◆ Directive:
Output all entries verbatim. Skip pictures.

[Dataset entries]
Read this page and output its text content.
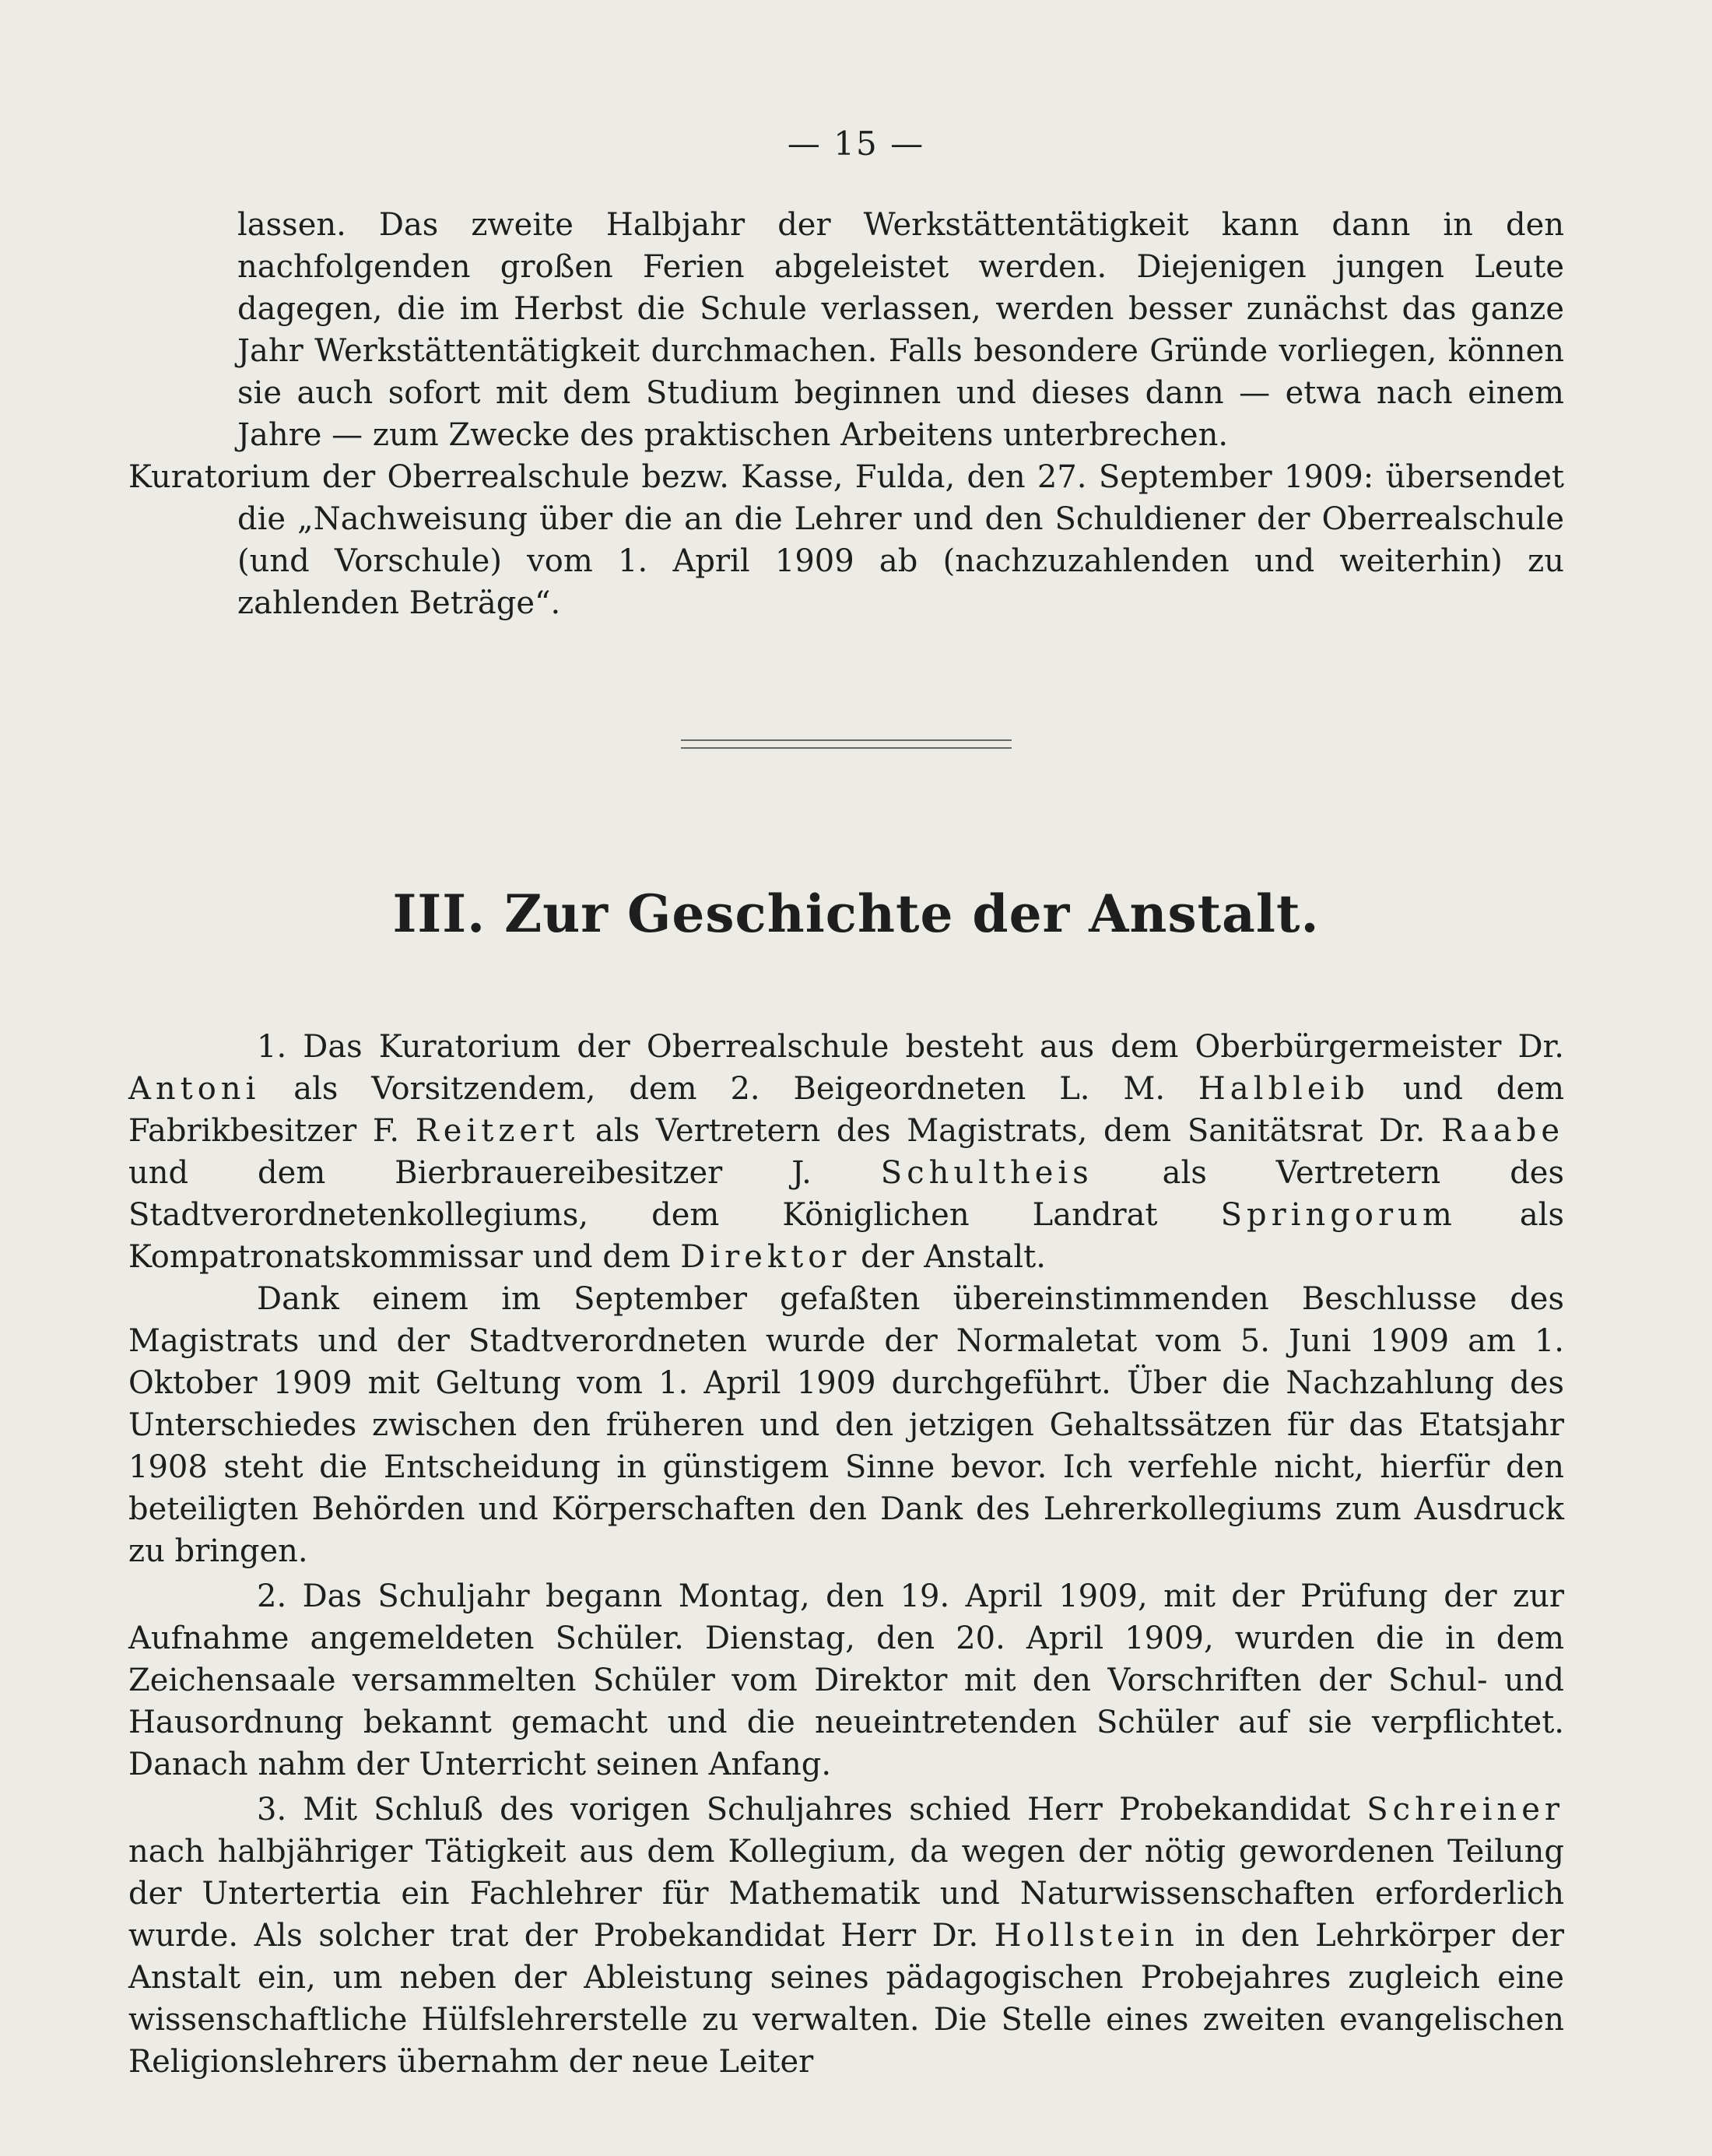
— 15 —

lassen. Das zweite Halbjahr der Werkstättentätigkeit kann dann in den nachfolgenden großen Ferien abgeleistet werden. Diejenigen jungen Leute dagegen, die im Herbst die Schule verlassen, werden besser zunächst das ganze Jahr Werkstättentätigkeit durchmachen. Falls besondere Gründe vorliegen, können sie auch sofort mit dem Studium beginnen und dieses dann — etwa nach einem Jahre — zum Zwecke des praktischen Arbeitens unterbrechen.

Kuratorium der Oberrealschule bezw. Kasse, Fulda, den 27. September 1909: übersendet die „Nachweisung über die an die Lehrer und den Schuldiener der Oberrealschule (und Vorschule) vom 1. April 1909 ab (nachzuzahlenden und weiterhin) zu zahlenden Beträge“.

III. Zur Geschichte der Anstalt.

1. Das Kuratorium der Oberrealschule besteht aus dem Oberbürgermeister Dr. Antoni als Vorsitzendem, dem 2. Beigeordneten L. M. Halbleib und dem Fabrikbesitzer F. Reitzert als Vertretern des Magistrats, dem Sanitätsrat Dr. Raabe und dem Bierbrauereibesitzer J. Schultheis als Vertretern des Stadtverordnetenkollegiums, dem Königlichen Landrat Springorum als Kompatronatskommissar und dem Direktor der Anstalt.

Dank einem im September gefaßten übereinstimmenden Beschlusse des Magistrats und der Stadtverordneten wurde der Normaletat vom 5. Juni 1909 am 1. Oktober 1909 mit Geltung vom 1. April 1909 durchgeführt. Über die Nachzahlung des Unterschiedes zwischen den früheren und den jetzigen Gehaltssätzen für das Etatsjahr 1908 steht die Entscheidung in günstigem Sinne bevor. Ich verfehle nicht, hierfür den beteiligten Behörden und Körperschaften den Dank des Lehrerkollegiums zum Ausdruck zu bringen.

2. Das Schuljahr begann Montag, den 19. April 1909, mit der Prüfung der zur Aufnahme angemeldeten Schüler. Dienstag, den 20. April 1909, wurden die in dem Zeichensaale versammelten Schüler vom Direktor mit den Vorschriften der Schul- und Hausordnung bekannt gemacht und die neueintretenden Schüler auf sie verpflichtet. Danach nahm der Unterricht seinen Anfang.

3. Mit Schluß des vorigen Schuljahres schied Herr Probekandidat Schreiner nach halbjähriger Tätigkeit aus dem Kollegium, da wegen der nötig gewordenen Teilung der Untertertia ein Fachlehrer für Mathematik und Naturwissenschaften erforderlich wurde. Als solcher trat der Probekandidat Herr Dr. Hollstein in den Lehrkörper der Anstalt ein, um neben der Ableistung seines pädagogischen Probejahres zugleich eine wissenschaftliche Hülfslehrerstelle zu verwalten. Die Stelle eines zweiten evangelischen Religionslehrers übernahm der neue Leiter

◆ Solution to the problem:
Read this page and output its text content.
— 15 —

lassen. Das zweite Halbjahr der Werkstättentätigkeit kann dann in den nachfolgenden großen Ferien abgeleistet werden. Diejenigen jungen Leute dagegen, die im Herbst die Schule verlassen, werden besser zunächst das ganze Jahr Werkstättentätigkeit durchmachen. Falls besondere Gründe vorliegen, können sie auch sofort mit dem Studium beginnen und dieses dann — etwa nach einem Jahre — zum Zwecke des praktischen Arbeitens unterbrechen.

Kuratorium der Oberrealschule bezw. Kasse, Fulda, den 27. September 1909: übersendet die „Nachweisung über die an die Lehrer und den Schuldiener der Oberrealschule (und Vorschule) vom 1. April 1909 ab (nachzuzahlenden und weiterhin) zu zahlenden Beträge“.

III. Zur Geschichte der Anstalt.

1. Das Kuratorium der Oberrealschule besteht aus dem Oberbürgermeister Dr. Antoni als Vorsitzendem, dem 2. Beigeordneten L. M. Halbleib und dem Fabrikbesitzer F. Reitzert als Vertretern des Magistrats, dem Sanitätsrat Dr. Raabe und dem Bierbrauereibesitzer J. Schultheis als Vertretern des Stadtverordnetenkollegiums, dem Königlichen Landrat Springorum als Kompatronatskommissar und dem Direktor der Anstalt.

Dank einem im September gefaßten übereinstimmenden Beschlusse des Magistrats und der Stadtverordneten wurde der Normaletat vom 5. Juni 1909 am 1. Oktober 1909 mit Geltung vom 1. April 1909 durchgeführt. Über die Nachzahlung des Unterschiedes zwischen den früheren und den jetzigen Gehaltssätzen für das Etatsjahr 1908 steht die Entscheidung in günstigem Sinne bevor. Ich verfehle nicht, hierfür den beteiligten Behörden und Körperschaften den Dank des Lehrerkollegiums zum Ausdruck zu bringen.

2. Das Schuljahr begann Montag, den 19. April 1909, mit der Prüfung der zur Aufnahme angemeldeten Schüler. Dienstag, den 20. April 1909, wurden die in dem Zeichensaale versammelten Schüler vom Direktor mit den Vorschriften der Schul- und Hausordnung bekannt gemacht und die neueintretenden Schüler auf sie verpflichtet. Danach nahm der Unterricht seinen Anfang.

3. Mit Schluß des vorigen Schuljahres schied Herr Probekandidat Schreiner nach halbjähriger Tätigkeit aus dem Kollegium, da wegen der nötig gewordenen Teilung der Untertertia ein Fachlehrer für Mathematik und Naturwissenschaften erforderlich wurde. Als solcher trat der Probekandidat Herr Dr. Hollstein in den Lehrkörper der Anstalt ein, um neben der Ableistung seines pädagogischen Probejahres zugleich eine wissenschaftliche Hülfslehrerstelle zu verwalten. Die Stelle eines zweiten evangelischen Religionslehrers übernahm der neue Leiter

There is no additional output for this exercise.